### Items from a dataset

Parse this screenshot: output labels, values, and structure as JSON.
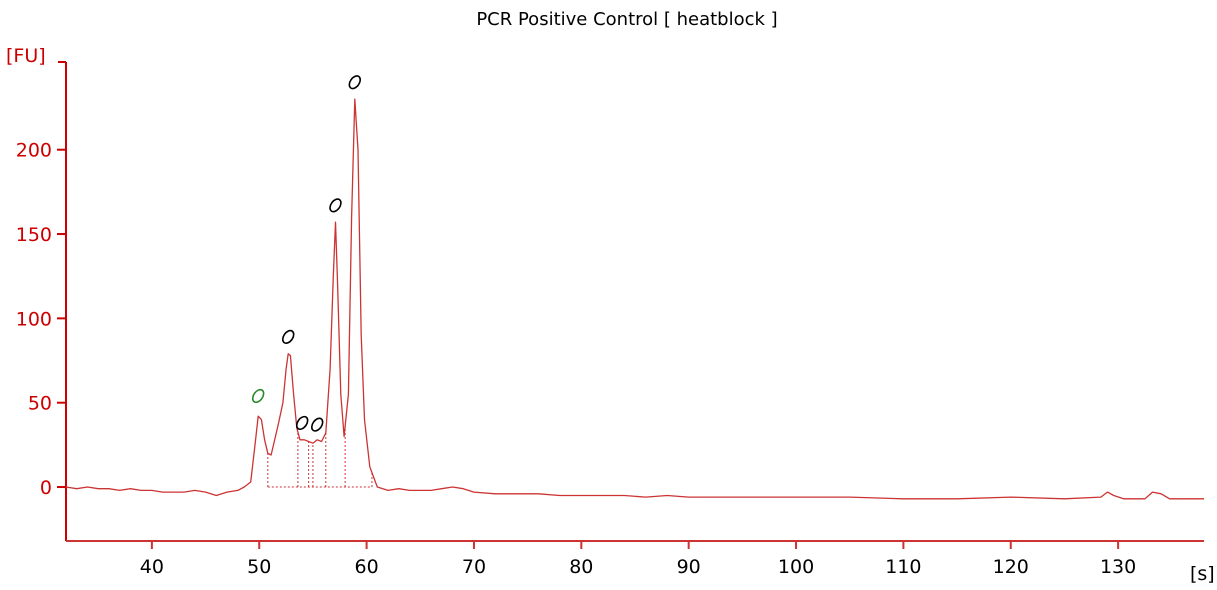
{
  "chart_data": {
    "type": "line",
    "title": "PCR Positive Control  [ heatblock ]",
    "ylabel": "[FU]",
    "xlabel": "[s]",
    "xlim": [
      32,
      138
    ],
    "ylim": [
      -32,
      252
    ],
    "x_ticks": [
      40,
      50,
      60,
      70,
      80,
      90,
      100,
      110,
      120,
      130
    ],
    "y_ticks": [
      0,
      50,
      100,
      150,
      200
    ],
    "grid": false,
    "series": [
      {
        "color": "#cc3333",
        "points": [
          [
            32,
            0
          ],
          [
            33,
            -1
          ],
          [
            34,
            0
          ],
          [
            35,
            -1
          ],
          [
            36,
            -1
          ],
          [
            37,
            -2
          ],
          [
            38,
            -1
          ],
          [
            39,
            -2
          ],
          [
            40,
            -2
          ],
          [
            41,
            -3
          ],
          [
            42,
            -3
          ],
          [
            43,
            -3
          ],
          [
            44,
            -2
          ],
          [
            45,
            -3
          ],
          [
            46,
            -5
          ],
          [
            47,
            -3
          ],
          [
            48,
            -2
          ],
          [
            48.6,
            0
          ],
          [
            49.2,
            3
          ],
          [
            49.6,
            25
          ],
          [
            49.9,
            42
          ],
          [
            50.2,
            40
          ],
          [
            50.5,
            28
          ],
          [
            50.8,
            20
          ],
          [
            51.1,
            19
          ],
          [
            51.4,
            27
          ],
          [
            51.8,
            38
          ],
          [
            52.2,
            50
          ],
          [
            52.5,
            70
          ],
          [
            52.7,
            79
          ],
          [
            52.9,
            78
          ],
          [
            53.2,
            55
          ],
          [
            53.5,
            35
          ],
          [
            53.8,
            28
          ],
          [
            54.2,
            28
          ],
          [
            54.6,
            27
          ],
          [
            55,
            26
          ],
          [
            55.4,
            28
          ],
          [
            55.8,
            27
          ],
          [
            56.2,
            32
          ],
          [
            56.6,
            70
          ],
          [
            56.9,
            125
          ],
          [
            57.1,
            157
          ],
          [
            57.3,
            120
          ],
          [
            57.6,
            55
          ],
          [
            57.9,
            30
          ],
          [
            58.3,
            55
          ],
          [
            58.6,
            160
          ],
          [
            58.9,
            230
          ],
          [
            59.2,
            200
          ],
          [
            59.5,
            90
          ],
          [
            59.8,
            40
          ],
          [
            60.3,
            12
          ],
          [
            61,
            0
          ],
          [
            62,
            -2
          ],
          [
            63,
            -1
          ],
          [
            64,
            -2
          ],
          [
            65,
            -2
          ],
          [
            66,
            -2
          ],
          [
            67,
            -1
          ],
          [
            68,
            0
          ],
          [
            69,
            -1
          ],
          [
            70,
            -3
          ],
          [
            72,
            -4
          ],
          [
            74,
            -4
          ],
          [
            76,
            -4
          ],
          [
            78,
            -5
          ],
          [
            80,
            -5
          ],
          [
            82,
            -5
          ],
          [
            84,
            -5
          ],
          [
            86,
            -6
          ],
          [
            88,
            -5
          ],
          [
            90,
            -6
          ],
          [
            92,
            -6
          ],
          [
            95,
            -6
          ],
          [
            100,
            -6
          ],
          [
            105,
            -6
          ],
          [
            110,
            -7
          ],
          [
            115,
            -7
          ],
          [
            120,
            -6
          ],
          [
            125,
            -7
          ],
          [
            128.4,
            -6
          ],
          [
            129,
            -3
          ],
          [
            129.6,
            -5
          ],
          [
            130.5,
            -7
          ],
          [
            132.5,
            -7
          ],
          [
            133.2,
            -3
          ],
          [
            134,
            -4
          ],
          [
            134.8,
            -7
          ],
          [
            136,
            -7
          ],
          [
            138,
            -7
          ]
        ]
      }
    ],
    "peak_markers": [
      {
        "x": 49.9,
        "y": 54,
        "color": "#2a8a2a"
      },
      {
        "x": 52.7,
        "y": 89,
        "color": "#000000"
      },
      {
        "x": 54.0,
        "y": 38,
        "color": "#000000"
      },
      {
        "x": 55.4,
        "y": 37,
        "color": "#000000"
      },
      {
        "x": 57.1,
        "y": 167,
        "color": "#000000"
      },
      {
        "x": 58.9,
        "y": 240,
        "color": "#000000"
      }
    ],
    "baseline_drops": [
      50.8,
      53.6,
      54.6,
      55.0,
      56.2,
      58.0,
      60.5
    ],
    "colors": {
      "trace": "#cc3333",
      "axis": "#cc0000",
      "x_axis": "#cc3333",
      "ladder_marker": "#2a8a2a",
      "peak_marker": "#000000"
    }
  }
}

### Your objective
Omit any images, then output the listing exactly.

### Exercise output
Parse this screenshot: output labels, values, and structure as JSON.
{
  "chart_data": {
    "type": "line",
    "title": "PCR Positive Control  [ heatblock ]",
    "ylabel": "[FU]",
    "xlabel": "[s]",
    "xlim": [
      32,
      138
    ],
    "ylim": [
      -32,
      252
    ],
    "x_ticks": [
      40,
      50,
      60,
      70,
      80,
      90,
      100,
      110,
      120,
      130
    ],
    "y_ticks": [
      0,
      50,
      100,
      150,
      200
    ],
    "grid": false,
    "series": [
      {
        "color": "#cc3333",
        "points": [
          [
            32,
            0
          ],
          [
            33,
            -1
          ],
          [
            34,
            0
          ],
          [
            35,
            -1
          ],
          [
            36,
            -1
          ],
          [
            37,
            -2
          ],
          [
            38,
            -1
          ],
          [
            39,
            -2
          ],
          [
            40,
            -2
          ],
          [
            41,
            -3
          ],
          [
            42,
            -3
          ],
          [
            43,
            -3
          ],
          [
            44,
            -2
          ],
          [
            45,
            -3
          ],
          [
            46,
            -5
          ],
          [
            47,
            -3
          ],
          [
            48,
            -2
          ],
          [
            48.6,
            0
          ],
          [
            49.2,
            3
          ],
          [
            49.6,
            25
          ],
          [
            49.9,
            42
          ],
          [
            50.2,
            40
          ],
          [
            50.5,
            28
          ],
          [
            50.8,
            20
          ],
          [
            51.1,
            19
          ],
          [
            51.4,
            27
          ],
          [
            51.8,
            38
          ],
          [
            52.2,
            50
          ],
          [
            52.5,
            70
          ],
          [
            52.7,
            79
          ],
          [
            52.9,
            78
          ],
          [
            53.2,
            55
          ],
          [
            53.5,
            35
          ],
          [
            53.8,
            28
          ],
          [
            54.2,
            28
          ],
          [
            54.6,
            27
          ],
          [
            55,
            26
          ],
          [
            55.4,
            28
          ],
          [
            55.8,
            27
          ],
          [
            56.2,
            32
          ],
          [
            56.6,
            70
          ],
          [
            56.9,
            125
          ],
          [
            57.1,
            157
          ],
          [
            57.3,
            120
          ],
          [
            57.6,
            55
          ],
          [
            57.9,
            30
          ],
          [
            58.3,
            55
          ],
          [
            58.6,
            160
          ],
          [
            58.9,
            230
          ],
          [
            59.2,
            200
          ],
          [
            59.5,
            90
          ],
          [
            59.8,
            40
          ],
          [
            60.3,
            12
          ],
          [
            61,
            0
          ],
          [
            62,
            -2
          ],
          [
            63,
            -1
          ],
          [
            64,
            -2
          ],
          [
            65,
            -2
          ],
          [
            66,
            -2
          ],
          [
            67,
            -1
          ],
          [
            68,
            0
          ],
          [
            69,
            -1
          ],
          [
            70,
            -3
          ],
          [
            72,
            -4
          ],
          [
            74,
            -4
          ],
          [
            76,
            -4
          ],
          [
            78,
            -5
          ],
          [
            80,
            -5
          ],
          [
            82,
            -5
          ],
          [
            84,
            -5
          ],
          [
            86,
            -6
          ],
          [
            88,
            -5
          ],
          [
            90,
            -6
          ],
          [
            92,
            -6
          ],
          [
            95,
            -6
          ],
          [
            100,
            -6
          ],
          [
            105,
            -6
          ],
          [
            110,
            -7
          ],
          [
            115,
            -7
          ],
          [
            120,
            -6
          ],
          [
            125,
            -7
          ],
          [
            128.4,
            -6
          ],
          [
            129,
            -3
          ],
          [
            129.6,
            -5
          ],
          [
            130.5,
            -7
          ],
          [
            132.5,
            -7
          ],
          [
            133.2,
            -3
          ],
          [
            134,
            -4
          ],
          [
            134.8,
            -7
          ],
          [
            136,
            -7
          ],
          [
            138,
            -7
          ]
        ]
      }
    ],
    "peak_markers": [
      {
        "x": 49.9,
        "y": 54,
        "color": "#2a8a2a"
      },
      {
        "x": 52.7,
        "y": 89,
        "color": "#000000"
      },
      {
        "x": 54.0,
        "y": 38,
        "color": "#000000"
      },
      {
        "x": 55.4,
        "y": 37,
        "color": "#000000"
      },
      {
        "x": 57.1,
        "y": 167,
        "color": "#000000"
      },
      {
        "x": 58.9,
        "y": 240,
        "color": "#000000"
      }
    ],
    "baseline_drops": [
      50.8,
      53.6,
      54.6,
      55.0,
      56.2,
      58.0,
      60.5
    ],
    "colors": {
      "trace": "#cc3333",
      "axis": "#cc0000",
      "x_axis": "#cc3333",
      "ladder_marker": "#2a8a2a",
      "peak_marker": "#000000"
    }
  }
}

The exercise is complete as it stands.